## [Task details]
Reproduce the listing below verbatim.

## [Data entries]
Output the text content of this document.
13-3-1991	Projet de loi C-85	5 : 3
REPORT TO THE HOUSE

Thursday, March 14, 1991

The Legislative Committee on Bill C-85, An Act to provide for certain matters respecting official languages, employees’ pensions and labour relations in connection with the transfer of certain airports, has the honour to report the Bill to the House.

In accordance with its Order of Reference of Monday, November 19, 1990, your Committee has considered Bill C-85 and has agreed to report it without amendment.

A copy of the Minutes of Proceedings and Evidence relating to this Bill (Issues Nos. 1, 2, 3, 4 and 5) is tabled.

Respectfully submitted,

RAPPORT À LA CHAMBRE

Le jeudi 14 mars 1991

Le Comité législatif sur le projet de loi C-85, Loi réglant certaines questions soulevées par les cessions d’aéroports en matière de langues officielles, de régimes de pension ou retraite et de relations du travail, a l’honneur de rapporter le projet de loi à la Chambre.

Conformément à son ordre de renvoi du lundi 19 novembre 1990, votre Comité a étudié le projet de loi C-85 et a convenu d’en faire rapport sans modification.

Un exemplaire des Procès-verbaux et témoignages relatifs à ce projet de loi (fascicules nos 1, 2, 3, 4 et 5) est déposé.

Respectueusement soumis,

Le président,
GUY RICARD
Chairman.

## [Result below]
Output the text content of this document.
13-3-1991	Projet de loi C-85	5 : 3
REPORT TO THE HOUSE

Thursday, March 14, 1991

The Legislative Committee on Bill C-85, An Act to provide for certain matters respecting official languages, employees’ pensions and labour relations in connection with the transfer of certain airports, has the honour to report the Bill to the House.

In accordance with its Order of Reference of Monday, November 19, 1990, your Committee has considered Bill C-85 and has agreed to report it without amendment.

A copy of the Minutes of Proceedings and Evidence relating to this Bill (Issues Nos. 1, 2, 3, 4 and 5) is tabled.

Respectfully submitted,

RAPPORT À LA CHAMBRE

Le jeudi 14 mars 1991

Le Comité législatif sur le projet de loi C-85, Loi réglant certaines questions soulevées par les cessions d’aéroports en matière de langues officielles, de régimes de pension ou retraite et de relations du travail, a l’honneur de rapporter le projet de loi à la Chambre.

Conformément à son ordre de renvoi du lundi 19 novembre 1990, votre Comité a étudié le projet de loi C-85 et a convenu d’en faire rapport sans modification.

Un exemplaire des Procès-verbaux et témoignages relatifs à ce projet de loi (fascicules nos 1, 2, 3, 4 et 5) est déposé.

Respectueusement soumis,

Le président,
GUY RICARD
Chairman.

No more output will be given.